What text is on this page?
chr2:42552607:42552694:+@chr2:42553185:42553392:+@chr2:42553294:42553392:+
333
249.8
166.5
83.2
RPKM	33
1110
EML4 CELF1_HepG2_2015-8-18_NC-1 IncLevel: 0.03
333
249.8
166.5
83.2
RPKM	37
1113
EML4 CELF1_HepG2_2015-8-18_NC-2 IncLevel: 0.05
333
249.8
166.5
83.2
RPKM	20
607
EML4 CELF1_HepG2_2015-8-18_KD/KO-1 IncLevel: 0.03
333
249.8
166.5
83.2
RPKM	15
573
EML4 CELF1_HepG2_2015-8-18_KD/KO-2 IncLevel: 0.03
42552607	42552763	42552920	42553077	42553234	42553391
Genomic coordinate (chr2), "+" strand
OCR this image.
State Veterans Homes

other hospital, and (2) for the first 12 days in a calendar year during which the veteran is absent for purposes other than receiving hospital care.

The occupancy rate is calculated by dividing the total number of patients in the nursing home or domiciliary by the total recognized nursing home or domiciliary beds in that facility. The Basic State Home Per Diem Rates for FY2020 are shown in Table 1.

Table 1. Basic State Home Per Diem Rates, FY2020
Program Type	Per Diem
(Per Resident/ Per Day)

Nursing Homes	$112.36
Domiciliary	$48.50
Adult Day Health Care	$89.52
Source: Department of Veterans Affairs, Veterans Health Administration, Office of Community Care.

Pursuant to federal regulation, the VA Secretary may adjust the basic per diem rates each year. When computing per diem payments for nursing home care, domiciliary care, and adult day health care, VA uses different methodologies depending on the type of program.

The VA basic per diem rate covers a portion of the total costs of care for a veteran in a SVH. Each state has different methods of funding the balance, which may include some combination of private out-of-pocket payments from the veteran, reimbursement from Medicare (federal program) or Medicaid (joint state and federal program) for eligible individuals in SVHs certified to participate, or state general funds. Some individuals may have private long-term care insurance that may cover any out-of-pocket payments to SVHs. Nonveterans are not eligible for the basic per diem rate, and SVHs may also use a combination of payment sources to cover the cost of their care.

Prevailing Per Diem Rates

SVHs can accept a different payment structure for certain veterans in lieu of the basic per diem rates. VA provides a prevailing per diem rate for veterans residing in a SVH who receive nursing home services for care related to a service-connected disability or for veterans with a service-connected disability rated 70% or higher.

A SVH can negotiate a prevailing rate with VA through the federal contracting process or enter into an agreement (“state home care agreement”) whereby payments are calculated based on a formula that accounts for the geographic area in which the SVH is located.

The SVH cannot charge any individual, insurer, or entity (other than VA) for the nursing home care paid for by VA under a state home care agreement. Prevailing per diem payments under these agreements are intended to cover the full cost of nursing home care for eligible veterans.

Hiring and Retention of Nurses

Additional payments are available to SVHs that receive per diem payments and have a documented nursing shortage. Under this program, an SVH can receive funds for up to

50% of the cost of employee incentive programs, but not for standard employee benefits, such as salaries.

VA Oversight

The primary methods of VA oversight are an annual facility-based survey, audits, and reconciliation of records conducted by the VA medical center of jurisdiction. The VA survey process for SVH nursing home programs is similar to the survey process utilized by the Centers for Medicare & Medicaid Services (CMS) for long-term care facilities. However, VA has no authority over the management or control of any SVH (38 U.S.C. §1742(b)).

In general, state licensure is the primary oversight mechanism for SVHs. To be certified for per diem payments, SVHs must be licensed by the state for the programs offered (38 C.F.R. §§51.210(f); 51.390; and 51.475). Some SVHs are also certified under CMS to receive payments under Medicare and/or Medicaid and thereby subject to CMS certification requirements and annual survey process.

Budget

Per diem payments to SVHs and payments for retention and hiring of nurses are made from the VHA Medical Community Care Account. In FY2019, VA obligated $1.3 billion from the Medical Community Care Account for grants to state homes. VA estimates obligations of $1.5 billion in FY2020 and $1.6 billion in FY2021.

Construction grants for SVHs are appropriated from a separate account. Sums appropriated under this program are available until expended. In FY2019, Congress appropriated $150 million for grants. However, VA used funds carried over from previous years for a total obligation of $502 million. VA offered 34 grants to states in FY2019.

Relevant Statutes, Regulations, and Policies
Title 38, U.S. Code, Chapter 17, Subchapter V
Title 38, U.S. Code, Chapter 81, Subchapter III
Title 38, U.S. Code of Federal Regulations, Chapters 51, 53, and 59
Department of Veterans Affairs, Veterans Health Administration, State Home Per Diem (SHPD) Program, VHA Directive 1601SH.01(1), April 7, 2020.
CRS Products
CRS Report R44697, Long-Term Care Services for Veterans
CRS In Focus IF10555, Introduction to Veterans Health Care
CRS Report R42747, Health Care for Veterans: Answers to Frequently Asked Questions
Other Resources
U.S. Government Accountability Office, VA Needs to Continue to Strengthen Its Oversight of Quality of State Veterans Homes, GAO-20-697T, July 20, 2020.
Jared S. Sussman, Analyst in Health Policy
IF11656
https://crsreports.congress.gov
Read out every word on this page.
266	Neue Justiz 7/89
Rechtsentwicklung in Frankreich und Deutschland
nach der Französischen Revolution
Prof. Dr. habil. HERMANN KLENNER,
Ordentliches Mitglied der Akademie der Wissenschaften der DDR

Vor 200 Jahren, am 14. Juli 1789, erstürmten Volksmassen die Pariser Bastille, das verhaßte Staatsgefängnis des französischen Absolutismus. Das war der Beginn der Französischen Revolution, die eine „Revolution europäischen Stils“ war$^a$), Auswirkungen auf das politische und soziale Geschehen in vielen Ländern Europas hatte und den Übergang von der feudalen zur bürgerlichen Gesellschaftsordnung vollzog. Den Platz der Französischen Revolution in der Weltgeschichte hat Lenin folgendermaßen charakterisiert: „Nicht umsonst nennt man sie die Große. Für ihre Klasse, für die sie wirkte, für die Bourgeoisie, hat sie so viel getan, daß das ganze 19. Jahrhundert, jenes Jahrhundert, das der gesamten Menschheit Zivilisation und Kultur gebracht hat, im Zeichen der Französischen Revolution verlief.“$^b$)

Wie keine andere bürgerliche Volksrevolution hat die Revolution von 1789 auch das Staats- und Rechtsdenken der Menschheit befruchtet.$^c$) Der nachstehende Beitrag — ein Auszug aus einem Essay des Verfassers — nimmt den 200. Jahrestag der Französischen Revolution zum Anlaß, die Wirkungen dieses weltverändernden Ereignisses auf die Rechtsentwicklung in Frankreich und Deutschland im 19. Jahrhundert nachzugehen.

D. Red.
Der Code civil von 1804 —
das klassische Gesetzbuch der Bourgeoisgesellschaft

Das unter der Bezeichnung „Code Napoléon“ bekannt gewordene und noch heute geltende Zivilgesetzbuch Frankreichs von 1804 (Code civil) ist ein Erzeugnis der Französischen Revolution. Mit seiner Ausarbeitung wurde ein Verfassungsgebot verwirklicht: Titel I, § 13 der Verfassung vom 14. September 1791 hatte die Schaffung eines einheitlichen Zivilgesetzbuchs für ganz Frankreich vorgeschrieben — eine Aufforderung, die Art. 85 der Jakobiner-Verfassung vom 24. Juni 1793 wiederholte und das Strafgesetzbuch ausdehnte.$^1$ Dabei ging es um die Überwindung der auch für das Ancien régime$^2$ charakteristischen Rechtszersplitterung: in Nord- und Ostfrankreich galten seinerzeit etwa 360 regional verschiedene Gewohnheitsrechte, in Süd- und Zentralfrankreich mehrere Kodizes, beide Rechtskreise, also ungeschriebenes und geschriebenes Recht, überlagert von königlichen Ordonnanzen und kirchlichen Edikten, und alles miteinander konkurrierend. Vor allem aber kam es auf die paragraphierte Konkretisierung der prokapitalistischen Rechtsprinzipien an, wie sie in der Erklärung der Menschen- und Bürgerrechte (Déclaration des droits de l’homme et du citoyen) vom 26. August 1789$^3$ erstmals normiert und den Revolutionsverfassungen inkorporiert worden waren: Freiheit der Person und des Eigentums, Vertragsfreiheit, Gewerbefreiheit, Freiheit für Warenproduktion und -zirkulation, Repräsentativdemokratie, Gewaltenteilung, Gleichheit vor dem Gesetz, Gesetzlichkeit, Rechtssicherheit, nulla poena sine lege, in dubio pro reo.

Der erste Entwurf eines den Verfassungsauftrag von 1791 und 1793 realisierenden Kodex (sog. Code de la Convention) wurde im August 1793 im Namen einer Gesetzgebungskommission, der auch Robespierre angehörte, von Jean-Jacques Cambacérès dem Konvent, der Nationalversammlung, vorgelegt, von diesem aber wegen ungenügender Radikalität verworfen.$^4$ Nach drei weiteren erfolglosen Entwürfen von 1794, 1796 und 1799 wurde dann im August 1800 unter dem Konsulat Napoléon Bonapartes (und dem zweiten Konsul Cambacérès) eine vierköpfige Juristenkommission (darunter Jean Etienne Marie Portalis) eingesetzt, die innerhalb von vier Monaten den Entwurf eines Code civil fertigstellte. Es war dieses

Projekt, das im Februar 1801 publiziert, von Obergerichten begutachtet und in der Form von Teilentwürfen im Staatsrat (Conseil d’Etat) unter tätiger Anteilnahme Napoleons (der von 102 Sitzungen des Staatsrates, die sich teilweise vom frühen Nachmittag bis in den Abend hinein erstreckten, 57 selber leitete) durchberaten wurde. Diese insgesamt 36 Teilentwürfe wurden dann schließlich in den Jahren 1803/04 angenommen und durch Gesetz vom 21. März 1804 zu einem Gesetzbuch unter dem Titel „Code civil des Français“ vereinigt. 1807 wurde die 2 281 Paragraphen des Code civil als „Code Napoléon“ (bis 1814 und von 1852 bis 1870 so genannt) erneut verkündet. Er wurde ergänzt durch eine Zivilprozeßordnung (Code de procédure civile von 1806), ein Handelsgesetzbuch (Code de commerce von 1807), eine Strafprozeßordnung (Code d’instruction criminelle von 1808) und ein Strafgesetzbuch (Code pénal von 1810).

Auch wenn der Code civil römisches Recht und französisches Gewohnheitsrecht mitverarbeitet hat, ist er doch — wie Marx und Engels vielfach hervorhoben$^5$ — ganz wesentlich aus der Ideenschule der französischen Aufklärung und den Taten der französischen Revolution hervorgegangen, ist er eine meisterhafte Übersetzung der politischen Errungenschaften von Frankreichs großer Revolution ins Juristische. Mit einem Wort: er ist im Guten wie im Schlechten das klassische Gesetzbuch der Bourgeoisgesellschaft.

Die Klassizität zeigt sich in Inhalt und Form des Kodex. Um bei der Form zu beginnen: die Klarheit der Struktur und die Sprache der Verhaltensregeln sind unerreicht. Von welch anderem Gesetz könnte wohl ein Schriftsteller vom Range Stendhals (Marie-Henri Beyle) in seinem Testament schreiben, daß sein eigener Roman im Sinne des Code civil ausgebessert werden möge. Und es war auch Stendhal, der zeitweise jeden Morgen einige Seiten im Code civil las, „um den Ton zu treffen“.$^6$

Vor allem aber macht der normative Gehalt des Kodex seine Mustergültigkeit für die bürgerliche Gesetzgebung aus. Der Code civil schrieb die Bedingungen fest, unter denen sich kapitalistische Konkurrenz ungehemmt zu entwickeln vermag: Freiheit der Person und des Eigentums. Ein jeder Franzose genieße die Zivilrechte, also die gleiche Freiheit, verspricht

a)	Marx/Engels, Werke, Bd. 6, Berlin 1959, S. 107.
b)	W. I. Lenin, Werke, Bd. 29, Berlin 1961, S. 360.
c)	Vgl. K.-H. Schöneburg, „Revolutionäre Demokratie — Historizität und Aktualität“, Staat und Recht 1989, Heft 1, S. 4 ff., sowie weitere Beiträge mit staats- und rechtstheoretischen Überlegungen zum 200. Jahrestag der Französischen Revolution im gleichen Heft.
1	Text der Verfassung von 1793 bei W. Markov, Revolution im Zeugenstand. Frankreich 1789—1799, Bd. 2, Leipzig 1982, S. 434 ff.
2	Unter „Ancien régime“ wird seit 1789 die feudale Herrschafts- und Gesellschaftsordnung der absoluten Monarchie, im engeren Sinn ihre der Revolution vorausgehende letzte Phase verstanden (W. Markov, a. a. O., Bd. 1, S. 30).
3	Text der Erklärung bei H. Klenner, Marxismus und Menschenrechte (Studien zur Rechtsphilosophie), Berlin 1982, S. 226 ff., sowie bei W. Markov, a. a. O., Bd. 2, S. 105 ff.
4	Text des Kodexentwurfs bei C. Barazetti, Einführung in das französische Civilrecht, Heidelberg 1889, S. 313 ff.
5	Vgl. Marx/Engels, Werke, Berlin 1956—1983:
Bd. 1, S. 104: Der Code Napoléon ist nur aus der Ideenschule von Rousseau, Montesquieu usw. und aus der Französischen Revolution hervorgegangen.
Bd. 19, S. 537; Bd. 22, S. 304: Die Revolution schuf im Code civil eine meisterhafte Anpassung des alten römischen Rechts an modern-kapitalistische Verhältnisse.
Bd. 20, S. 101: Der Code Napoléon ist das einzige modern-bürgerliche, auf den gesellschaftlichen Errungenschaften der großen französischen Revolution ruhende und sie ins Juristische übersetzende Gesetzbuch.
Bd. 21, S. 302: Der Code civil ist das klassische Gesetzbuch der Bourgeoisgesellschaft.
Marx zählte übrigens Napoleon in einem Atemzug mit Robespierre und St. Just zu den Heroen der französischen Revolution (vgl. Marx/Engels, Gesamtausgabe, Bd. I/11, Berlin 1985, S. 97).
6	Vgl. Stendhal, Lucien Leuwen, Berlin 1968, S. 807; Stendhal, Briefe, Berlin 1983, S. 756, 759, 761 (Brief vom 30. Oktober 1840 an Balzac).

WORK ITEM:
Pick out, from the lines above, every one that contains the string "Regulations".

RESULT OF THIS EXERCISE:
Relevant Statutes, Regulations, and Policies
Title 38, U.S. Code of Federal Regulations, Chapters 51, 53, and 59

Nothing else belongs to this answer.